───── DATA EXCERPTS

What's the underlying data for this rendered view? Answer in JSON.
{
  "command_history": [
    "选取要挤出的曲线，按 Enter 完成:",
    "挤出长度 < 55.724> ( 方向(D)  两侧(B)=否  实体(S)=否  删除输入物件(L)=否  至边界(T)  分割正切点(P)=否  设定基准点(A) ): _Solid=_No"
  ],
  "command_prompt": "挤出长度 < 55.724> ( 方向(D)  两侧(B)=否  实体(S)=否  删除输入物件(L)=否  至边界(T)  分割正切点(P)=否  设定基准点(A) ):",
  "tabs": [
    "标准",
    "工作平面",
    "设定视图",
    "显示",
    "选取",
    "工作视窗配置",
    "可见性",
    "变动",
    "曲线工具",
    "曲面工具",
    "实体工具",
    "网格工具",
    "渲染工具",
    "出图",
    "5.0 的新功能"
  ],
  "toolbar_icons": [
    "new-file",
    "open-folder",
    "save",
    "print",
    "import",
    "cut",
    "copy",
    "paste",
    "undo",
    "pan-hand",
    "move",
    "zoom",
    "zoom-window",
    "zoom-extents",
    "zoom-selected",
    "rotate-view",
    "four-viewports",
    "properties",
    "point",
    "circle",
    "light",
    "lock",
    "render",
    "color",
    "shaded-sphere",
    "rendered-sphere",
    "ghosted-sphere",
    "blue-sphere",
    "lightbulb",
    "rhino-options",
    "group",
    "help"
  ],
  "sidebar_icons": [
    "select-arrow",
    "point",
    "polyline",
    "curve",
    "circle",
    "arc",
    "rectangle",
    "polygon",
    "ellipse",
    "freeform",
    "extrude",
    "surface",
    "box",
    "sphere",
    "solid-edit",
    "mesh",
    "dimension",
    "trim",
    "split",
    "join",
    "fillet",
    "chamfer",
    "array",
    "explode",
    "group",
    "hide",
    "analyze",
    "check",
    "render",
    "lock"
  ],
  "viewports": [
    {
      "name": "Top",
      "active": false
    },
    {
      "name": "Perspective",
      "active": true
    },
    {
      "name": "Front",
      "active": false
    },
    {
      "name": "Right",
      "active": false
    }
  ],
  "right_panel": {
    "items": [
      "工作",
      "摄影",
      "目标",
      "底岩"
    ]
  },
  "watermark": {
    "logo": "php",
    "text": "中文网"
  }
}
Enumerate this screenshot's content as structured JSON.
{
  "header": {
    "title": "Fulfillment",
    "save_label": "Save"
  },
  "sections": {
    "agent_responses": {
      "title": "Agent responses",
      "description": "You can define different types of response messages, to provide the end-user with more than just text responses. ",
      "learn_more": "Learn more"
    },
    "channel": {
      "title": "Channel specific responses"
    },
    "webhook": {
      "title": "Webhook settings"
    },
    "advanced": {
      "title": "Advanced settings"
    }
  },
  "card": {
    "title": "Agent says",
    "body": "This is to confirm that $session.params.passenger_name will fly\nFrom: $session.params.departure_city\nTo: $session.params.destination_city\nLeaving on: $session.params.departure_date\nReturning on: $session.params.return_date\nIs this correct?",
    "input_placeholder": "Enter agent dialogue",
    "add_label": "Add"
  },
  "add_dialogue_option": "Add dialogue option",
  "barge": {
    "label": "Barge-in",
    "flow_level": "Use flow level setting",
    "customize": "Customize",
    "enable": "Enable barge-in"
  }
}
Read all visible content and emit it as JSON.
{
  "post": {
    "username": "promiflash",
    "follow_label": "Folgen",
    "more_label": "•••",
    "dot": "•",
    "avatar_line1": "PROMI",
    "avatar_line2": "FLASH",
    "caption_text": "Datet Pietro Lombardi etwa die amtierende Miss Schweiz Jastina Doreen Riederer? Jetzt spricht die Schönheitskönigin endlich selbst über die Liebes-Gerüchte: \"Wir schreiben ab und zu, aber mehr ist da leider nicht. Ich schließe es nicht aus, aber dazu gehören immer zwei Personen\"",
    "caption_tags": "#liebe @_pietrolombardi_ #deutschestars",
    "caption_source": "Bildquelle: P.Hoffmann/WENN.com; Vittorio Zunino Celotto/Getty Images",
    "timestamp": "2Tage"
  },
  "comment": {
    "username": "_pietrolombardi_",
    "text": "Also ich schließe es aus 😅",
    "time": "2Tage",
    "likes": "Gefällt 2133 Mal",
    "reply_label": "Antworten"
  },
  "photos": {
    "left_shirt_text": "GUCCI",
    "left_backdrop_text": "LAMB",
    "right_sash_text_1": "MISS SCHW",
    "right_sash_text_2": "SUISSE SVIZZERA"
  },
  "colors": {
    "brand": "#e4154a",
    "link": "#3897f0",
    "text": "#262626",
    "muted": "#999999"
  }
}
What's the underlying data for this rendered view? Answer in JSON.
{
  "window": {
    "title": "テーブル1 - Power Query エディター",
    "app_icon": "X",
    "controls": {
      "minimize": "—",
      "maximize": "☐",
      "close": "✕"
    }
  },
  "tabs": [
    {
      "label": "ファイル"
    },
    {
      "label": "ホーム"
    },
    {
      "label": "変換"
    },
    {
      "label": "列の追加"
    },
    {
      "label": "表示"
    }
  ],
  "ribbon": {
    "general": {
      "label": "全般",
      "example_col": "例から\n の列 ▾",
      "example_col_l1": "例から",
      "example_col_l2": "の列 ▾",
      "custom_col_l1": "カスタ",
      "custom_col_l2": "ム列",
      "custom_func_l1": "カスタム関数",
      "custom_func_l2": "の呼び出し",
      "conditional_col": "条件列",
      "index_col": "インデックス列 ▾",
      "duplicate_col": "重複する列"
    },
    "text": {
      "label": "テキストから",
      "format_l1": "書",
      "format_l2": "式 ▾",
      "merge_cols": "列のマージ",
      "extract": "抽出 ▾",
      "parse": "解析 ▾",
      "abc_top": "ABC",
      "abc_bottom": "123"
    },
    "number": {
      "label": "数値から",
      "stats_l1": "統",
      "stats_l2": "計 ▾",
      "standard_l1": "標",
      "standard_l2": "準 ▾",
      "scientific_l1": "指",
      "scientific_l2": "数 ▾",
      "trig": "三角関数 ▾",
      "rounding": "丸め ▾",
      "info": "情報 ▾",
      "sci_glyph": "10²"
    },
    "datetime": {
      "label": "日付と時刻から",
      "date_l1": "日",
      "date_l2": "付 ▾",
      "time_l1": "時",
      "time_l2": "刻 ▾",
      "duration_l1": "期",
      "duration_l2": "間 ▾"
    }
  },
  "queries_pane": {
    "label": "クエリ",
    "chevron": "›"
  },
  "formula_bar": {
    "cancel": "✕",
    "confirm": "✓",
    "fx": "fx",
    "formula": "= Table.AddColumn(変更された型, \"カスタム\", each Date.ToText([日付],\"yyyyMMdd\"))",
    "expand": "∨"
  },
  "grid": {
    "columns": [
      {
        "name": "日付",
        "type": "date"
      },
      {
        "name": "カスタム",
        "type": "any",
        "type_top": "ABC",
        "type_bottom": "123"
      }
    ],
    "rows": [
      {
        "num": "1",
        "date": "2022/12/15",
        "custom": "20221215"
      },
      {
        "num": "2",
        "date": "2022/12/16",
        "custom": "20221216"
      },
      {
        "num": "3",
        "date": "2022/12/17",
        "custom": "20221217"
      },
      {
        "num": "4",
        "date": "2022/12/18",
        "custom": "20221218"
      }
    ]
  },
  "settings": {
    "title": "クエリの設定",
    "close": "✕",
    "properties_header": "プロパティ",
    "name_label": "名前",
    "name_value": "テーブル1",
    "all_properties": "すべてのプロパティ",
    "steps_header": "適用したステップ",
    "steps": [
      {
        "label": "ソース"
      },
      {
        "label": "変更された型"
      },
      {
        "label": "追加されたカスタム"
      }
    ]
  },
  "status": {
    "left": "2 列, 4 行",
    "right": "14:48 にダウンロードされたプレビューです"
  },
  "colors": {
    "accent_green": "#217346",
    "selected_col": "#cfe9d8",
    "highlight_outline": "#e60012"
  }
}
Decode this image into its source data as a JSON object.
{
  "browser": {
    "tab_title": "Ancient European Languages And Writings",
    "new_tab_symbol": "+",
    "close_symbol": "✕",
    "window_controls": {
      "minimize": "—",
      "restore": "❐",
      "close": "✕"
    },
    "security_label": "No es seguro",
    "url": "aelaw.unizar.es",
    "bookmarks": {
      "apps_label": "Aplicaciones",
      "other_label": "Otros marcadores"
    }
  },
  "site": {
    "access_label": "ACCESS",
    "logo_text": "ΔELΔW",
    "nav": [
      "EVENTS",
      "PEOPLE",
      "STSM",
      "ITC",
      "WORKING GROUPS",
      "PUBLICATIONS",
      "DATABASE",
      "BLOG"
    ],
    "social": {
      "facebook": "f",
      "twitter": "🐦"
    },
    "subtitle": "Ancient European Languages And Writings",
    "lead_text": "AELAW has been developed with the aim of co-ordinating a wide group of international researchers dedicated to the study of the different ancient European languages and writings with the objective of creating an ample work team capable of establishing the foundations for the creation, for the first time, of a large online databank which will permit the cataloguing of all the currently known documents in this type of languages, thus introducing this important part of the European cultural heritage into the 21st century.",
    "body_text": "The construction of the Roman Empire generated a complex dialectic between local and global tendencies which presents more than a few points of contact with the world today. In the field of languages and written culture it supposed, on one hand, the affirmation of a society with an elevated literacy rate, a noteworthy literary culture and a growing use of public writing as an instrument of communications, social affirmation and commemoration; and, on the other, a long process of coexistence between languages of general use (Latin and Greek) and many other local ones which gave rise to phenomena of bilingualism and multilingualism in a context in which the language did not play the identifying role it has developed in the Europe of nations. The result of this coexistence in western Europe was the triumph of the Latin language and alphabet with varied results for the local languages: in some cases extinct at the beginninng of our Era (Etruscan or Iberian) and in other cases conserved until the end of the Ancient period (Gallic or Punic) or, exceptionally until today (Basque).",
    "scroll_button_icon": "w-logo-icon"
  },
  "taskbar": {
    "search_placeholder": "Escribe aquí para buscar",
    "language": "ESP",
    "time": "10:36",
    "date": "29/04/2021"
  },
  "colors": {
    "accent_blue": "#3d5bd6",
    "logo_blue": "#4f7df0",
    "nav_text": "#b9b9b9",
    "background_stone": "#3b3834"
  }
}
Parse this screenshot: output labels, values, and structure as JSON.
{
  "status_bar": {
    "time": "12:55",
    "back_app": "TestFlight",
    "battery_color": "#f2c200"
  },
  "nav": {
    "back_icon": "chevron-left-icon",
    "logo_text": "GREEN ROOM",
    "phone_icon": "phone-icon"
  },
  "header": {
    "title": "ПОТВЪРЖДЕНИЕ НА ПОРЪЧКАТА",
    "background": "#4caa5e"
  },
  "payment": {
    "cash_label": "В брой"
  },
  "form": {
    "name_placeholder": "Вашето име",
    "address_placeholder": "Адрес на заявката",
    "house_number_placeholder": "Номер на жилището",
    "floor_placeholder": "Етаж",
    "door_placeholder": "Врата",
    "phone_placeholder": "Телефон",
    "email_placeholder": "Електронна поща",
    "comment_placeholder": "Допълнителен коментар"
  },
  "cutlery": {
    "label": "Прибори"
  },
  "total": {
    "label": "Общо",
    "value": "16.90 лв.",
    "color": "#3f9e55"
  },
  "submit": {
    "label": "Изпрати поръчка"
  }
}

──────────

** WHAT IS REQUIRED **
Quote the line that contains "Parse this screenshot: output" and each line after it through the end of the data, exactly, leaving out everything else.

** TASK SOLUTION **
Parse this screenshot: output labels, values, and structure as JSON.
{
  "status_bar": {
    "time": "12:55",
    "back_app": "TestFlight",
    "battery_color": "#f2c200"
  },
  "nav": {
    "back_icon": "chevron-left-icon",
    "logo_text": "GREEN ROOM",
    "phone_icon": "phone-icon"
  },
  "header": {
    "title": "ПОТВЪРЖДЕНИЕ НА ПОРЪЧКАТА",
    "background": "#4caa5e"
  },
  "payment": {
    "cash_label": "В брой"
  },
  "form": {
    "name_placeholder": "Вашето име",
    "address_placeholder": "Адрес на заявката",
    "house_number_placeholder": "Номер на жилището",
    "floor_placeholder": "Етаж",
    "door_placeholder": "Врата",
    "phone_placeholder": "Телефон",
    "email_placeholder": "Електронна поща",
    "comment_placeholder": "Допълнителен коментар"
  },
  "cutlery": {
    "label": "Прибори"
  },
  "total": {
    "label": "Общо",
    "value": "16.90 лв.",
    "color": "#3f9e55"
  },
  "submit": {
    "label": "Изпрати поръчка"
  }
}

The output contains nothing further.